— Start Supplied data —

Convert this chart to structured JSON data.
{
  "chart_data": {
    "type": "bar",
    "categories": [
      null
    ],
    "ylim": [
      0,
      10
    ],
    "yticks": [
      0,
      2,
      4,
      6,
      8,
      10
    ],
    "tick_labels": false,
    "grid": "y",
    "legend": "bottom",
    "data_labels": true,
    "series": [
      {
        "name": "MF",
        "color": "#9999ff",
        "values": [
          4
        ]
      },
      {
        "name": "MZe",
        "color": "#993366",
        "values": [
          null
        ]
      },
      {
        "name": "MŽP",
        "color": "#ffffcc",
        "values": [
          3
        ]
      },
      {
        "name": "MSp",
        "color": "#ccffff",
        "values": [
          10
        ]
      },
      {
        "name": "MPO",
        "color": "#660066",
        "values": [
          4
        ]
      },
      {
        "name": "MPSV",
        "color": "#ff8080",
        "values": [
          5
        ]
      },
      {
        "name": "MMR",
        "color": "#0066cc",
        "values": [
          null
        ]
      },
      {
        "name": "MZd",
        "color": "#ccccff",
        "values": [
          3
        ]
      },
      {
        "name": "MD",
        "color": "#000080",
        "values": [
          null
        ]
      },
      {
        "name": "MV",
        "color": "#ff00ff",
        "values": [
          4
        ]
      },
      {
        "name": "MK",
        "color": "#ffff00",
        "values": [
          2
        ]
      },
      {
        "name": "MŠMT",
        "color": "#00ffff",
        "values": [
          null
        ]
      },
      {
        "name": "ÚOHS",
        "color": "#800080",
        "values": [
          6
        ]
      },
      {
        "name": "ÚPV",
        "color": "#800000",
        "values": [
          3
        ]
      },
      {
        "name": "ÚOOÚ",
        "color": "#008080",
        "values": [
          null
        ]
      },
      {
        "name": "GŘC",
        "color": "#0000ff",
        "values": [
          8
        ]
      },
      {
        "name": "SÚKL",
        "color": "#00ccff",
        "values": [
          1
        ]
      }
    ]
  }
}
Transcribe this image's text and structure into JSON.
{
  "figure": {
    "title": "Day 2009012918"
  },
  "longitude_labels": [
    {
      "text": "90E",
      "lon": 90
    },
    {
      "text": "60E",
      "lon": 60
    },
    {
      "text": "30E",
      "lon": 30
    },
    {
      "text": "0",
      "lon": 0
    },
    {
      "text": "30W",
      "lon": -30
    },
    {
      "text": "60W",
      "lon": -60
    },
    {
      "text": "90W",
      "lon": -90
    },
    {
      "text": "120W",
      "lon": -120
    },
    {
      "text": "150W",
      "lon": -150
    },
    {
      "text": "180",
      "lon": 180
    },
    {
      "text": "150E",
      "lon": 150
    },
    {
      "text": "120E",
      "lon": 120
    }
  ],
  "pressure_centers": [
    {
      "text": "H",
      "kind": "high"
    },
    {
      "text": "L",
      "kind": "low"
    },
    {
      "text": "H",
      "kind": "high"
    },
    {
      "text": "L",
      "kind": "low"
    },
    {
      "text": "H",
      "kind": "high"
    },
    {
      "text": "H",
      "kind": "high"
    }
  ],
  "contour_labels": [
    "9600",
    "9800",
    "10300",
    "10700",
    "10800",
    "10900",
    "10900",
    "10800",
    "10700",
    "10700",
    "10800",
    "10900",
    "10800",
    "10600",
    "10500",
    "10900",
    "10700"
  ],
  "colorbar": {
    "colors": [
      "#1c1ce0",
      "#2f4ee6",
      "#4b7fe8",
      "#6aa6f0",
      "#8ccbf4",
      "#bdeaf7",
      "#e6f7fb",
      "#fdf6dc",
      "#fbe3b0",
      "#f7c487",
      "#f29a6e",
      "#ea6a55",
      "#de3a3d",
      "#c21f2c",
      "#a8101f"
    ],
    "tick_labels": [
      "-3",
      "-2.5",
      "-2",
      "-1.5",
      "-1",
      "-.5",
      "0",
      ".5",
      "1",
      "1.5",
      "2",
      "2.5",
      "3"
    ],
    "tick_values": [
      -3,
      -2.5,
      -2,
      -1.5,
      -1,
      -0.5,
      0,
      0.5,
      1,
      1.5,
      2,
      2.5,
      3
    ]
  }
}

— End Supplied data —

▶ The problem: Answer with a single number: the count of lines holding the word "JSON".

▶ Problem solution: 2